▸ AIM
Transcribe the records below exactly.

** begin GIVEN INFORMATION **

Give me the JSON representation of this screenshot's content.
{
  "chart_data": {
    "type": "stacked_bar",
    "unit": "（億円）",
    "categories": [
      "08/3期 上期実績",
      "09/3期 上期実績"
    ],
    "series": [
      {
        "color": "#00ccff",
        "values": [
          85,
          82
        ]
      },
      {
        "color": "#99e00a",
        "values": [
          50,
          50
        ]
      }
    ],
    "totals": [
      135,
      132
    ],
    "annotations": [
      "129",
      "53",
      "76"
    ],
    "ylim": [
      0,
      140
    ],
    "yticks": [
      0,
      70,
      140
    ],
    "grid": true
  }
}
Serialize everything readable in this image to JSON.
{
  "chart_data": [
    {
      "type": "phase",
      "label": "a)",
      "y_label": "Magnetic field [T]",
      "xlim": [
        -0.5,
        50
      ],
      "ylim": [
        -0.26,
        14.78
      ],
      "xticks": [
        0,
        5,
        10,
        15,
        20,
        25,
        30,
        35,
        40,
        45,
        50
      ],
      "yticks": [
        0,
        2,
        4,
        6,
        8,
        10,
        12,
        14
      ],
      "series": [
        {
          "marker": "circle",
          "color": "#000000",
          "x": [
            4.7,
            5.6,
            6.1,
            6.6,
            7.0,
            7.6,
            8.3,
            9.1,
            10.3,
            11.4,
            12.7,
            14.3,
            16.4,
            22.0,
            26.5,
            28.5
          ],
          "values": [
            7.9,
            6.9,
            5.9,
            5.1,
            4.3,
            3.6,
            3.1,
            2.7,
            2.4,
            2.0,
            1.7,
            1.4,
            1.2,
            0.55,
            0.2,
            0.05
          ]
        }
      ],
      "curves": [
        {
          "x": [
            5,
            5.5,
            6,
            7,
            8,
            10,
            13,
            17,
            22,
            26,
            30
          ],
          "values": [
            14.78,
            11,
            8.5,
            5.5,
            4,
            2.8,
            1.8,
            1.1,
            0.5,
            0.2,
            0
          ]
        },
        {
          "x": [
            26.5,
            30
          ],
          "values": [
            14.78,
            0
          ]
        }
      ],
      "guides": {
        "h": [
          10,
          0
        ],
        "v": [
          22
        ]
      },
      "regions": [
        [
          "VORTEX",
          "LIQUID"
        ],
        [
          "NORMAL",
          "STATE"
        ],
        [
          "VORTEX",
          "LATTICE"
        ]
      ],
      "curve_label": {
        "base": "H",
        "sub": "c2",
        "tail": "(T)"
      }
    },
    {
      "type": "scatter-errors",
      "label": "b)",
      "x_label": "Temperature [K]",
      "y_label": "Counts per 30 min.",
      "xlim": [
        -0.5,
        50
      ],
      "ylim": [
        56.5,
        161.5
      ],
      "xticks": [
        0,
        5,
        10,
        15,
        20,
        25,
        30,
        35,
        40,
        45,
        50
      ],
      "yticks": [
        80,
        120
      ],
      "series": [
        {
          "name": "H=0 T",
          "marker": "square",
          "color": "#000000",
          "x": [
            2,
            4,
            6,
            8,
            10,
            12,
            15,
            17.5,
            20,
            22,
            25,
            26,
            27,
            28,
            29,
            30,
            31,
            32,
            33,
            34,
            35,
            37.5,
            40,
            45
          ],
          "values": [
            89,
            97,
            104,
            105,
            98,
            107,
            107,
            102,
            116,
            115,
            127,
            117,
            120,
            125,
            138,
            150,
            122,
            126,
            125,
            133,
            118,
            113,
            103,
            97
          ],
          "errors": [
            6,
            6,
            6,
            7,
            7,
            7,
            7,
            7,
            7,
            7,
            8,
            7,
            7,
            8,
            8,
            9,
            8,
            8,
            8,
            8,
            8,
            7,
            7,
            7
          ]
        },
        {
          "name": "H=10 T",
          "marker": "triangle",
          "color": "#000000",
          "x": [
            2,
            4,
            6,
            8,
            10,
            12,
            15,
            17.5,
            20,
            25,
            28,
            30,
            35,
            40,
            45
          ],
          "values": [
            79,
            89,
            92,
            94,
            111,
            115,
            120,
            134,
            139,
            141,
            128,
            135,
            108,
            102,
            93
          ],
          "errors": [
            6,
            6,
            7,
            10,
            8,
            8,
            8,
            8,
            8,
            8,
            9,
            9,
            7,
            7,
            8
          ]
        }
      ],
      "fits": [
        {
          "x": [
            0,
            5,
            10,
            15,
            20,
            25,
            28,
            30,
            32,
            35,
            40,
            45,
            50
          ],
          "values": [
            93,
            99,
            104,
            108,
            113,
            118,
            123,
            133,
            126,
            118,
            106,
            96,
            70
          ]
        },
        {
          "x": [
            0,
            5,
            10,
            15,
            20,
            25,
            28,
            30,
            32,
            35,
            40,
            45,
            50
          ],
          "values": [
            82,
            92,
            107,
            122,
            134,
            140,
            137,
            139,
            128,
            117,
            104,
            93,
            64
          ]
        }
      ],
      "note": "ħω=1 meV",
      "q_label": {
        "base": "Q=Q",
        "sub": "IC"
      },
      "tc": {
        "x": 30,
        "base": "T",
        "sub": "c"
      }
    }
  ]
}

** end GIVEN INFORMATION **

▸ EXERCISE SOLUTION
Give me the JSON representation of this screenshot's content.
{
  "chart_data": {
    "type": "stacked_bar",
    "unit": "（億円）",
    "categories": [
      "08/3期 上期実績",
      "09/3期 上期実績"
    ],
    "series": [
      {
        "color": "#00ccff",
        "values": [
          85,
          82
        ]
      },
      {
        "color": "#99e00a",
        "values": [
          50,
          50
        ]
      }
    ],
    "totals": [
      135,
      132
    ],
    "annotations": [
      "129",
      "53",
      "76"
    ],
    "ylim": [
      0,
      140
    ],
    "yticks": [
      0,
      70,
      140
    ],
    "grid": true
  }
}
Serialize everything readable in this image to JSON.
{
  "chart_data": [
    {
      "type": "phase",
      "label": "a)",
      "y_label": "Magnetic field [T]",
      "xlim": [
        -0.5,
        50
      ],
      "ylim": [
        -0.26,
        14.78
      ],
      "xticks": [
        0,
        5,
        10,
        15,
        20,
        25,
        30,
        35,
        40,
        45,
        50
      ],
      "yticks": [
        0,
        2,
        4,
        6,
        8,
        10,
        12,
        14
      ],
      "series": [
        {
          "marker": "circle",
          "color": "#000000",
          "x": [
            4.7,
            5.6,
            6.1,
            6.6,
            7.0,
            7.6,
            8.3,
            9.1,
            10.3,
            11.4,
            12.7,
            14.3,
            16.4,
            22.0,
            26.5,
            28.5
          ],
          "values": [
            7.9,
            6.9,
            5.9,
            5.1,
            4.3,
            3.6,
            3.1,
            2.7,
            2.4,
            2.0,
            1.7,
            1.4,
            1.2,
            0.55,
            0.2,
            0.05
          ]
        }
      ],
      "curves": [
        {
          "x": [
            5,
            5.5,
            6,
            7,
            8,
            10,
            13,
            17,
            22,
            26,
            30
          ],
          "values": [
            14.78,
            11,
            8.5,
            5.5,
            4,
            2.8,
            1.8,
            1.1,
            0.5,
            0.2,
            0
          ]
        },
        {
          "x": [
            26.5,
            30
          ],
          "values": [
            14.78,
            0
          ]
        }
      ],
      "guides": {
        "h": [
          10,
          0
        ],
        "v": [
          22
        ]
      },
      "regions": [
        [
          "VORTEX",
          "LIQUID"
        ],
        [
          "NORMAL",
          "STATE"
        ],
        [
          "VORTEX",
          "LATTICE"
        ]
      ],
      "curve_label": {
        "base": "H",
        "sub": "c2",
        "tail": "(T)"
      }
    },
    {
      "type": "scatter-errors",
      "label": "b)",
      "x_label": "Temperature [K]",
      "y_label": "Counts per 30 min.",
      "xlim": [
        -0.5,
        50
      ],
      "ylim": [
        56.5,
        161.5
      ],
      "xticks": [
        0,
        5,
        10,
        15,
        20,
        25,
        30,
        35,
        40,
        45,
        50
      ],
      "yticks": [
        80,
        120
      ],
      "series": [
        {
          "name": "H=0 T",
          "marker": "square",
          "color": "#000000",
          "x": [
            2,
            4,
            6,
            8,
            10,
            12,
            15,
            17.5,
            20,
            22,
            25,
            26,
            27,
            28,
            29,
            30,
            31,
            32,
            33,
            34,
            35,
            37.5,
            40,
            45
          ],
          "values": [
            89,
            97,
            104,
            105,
            98,
            107,
            107,
            102,
            116,
            115,
            127,
            117,
            120,
            125,
            138,
            150,
            122,
            126,
            125,
            133,
            118,
            113,
            103,
            97
          ],
          "errors": [
            6,
            6,
            6,
            7,
            7,
            7,
            7,
            7,
            7,
            7,
            8,
            7,
            7,
            8,
            8,
            9,
            8,
            8,
            8,
            8,
            8,
            7,
            7,
            7
          ]
        },
        {
          "name": "H=10 T",
          "marker": "triangle",
          "color": "#000000",
          "x": [
            2,
            4,
            6,
            8,
            10,
            12,
            15,
            17.5,
            20,
            25,
            28,
            30,
            35,
            40,
            45
          ],
          "values": [
            79,
            89,
            92,
            94,
            111,
            115,
            120,
            134,
            139,
            141,
            128,
            135,
            108,
            102,
            93
          ],
          "errors": [
            6,
            6,
            7,
            10,
            8,
            8,
            8,
            8,
            8,
            8,
            9,
            9,
            7,
            7,
            8
          ]
        }
      ],
      "fits": [
        {
          "x": [
            0,
            5,
            10,
            15,
            20,
            25,
            28,
            30,
            32,
            35,
            40,
            45,
            50
          ],
          "values": [
            93,
            99,
            104,
            108,
            113,
            118,
            123,
            133,
            126,
            118,
            106,
            96,
            70
          ]
        },
        {
          "x": [
            0,
            5,
            10,
            15,
            20,
            25,
            28,
            30,
            32,
            35,
            40,
            45,
            50
          ],
          "values": [
            82,
            92,
            107,
            122,
            134,
            140,
            137,
            139,
            128,
            117,
            104,
            93,
            64
          ]
        }
      ],
      "note": "ħω=1 meV",
      "q_label": {
        "base": "Q=Q",
        "sub": "IC"
      },
      "tc": {
        "x": 30,
        "base": "T",
        "sub": "c"
      }
    }
  ]
}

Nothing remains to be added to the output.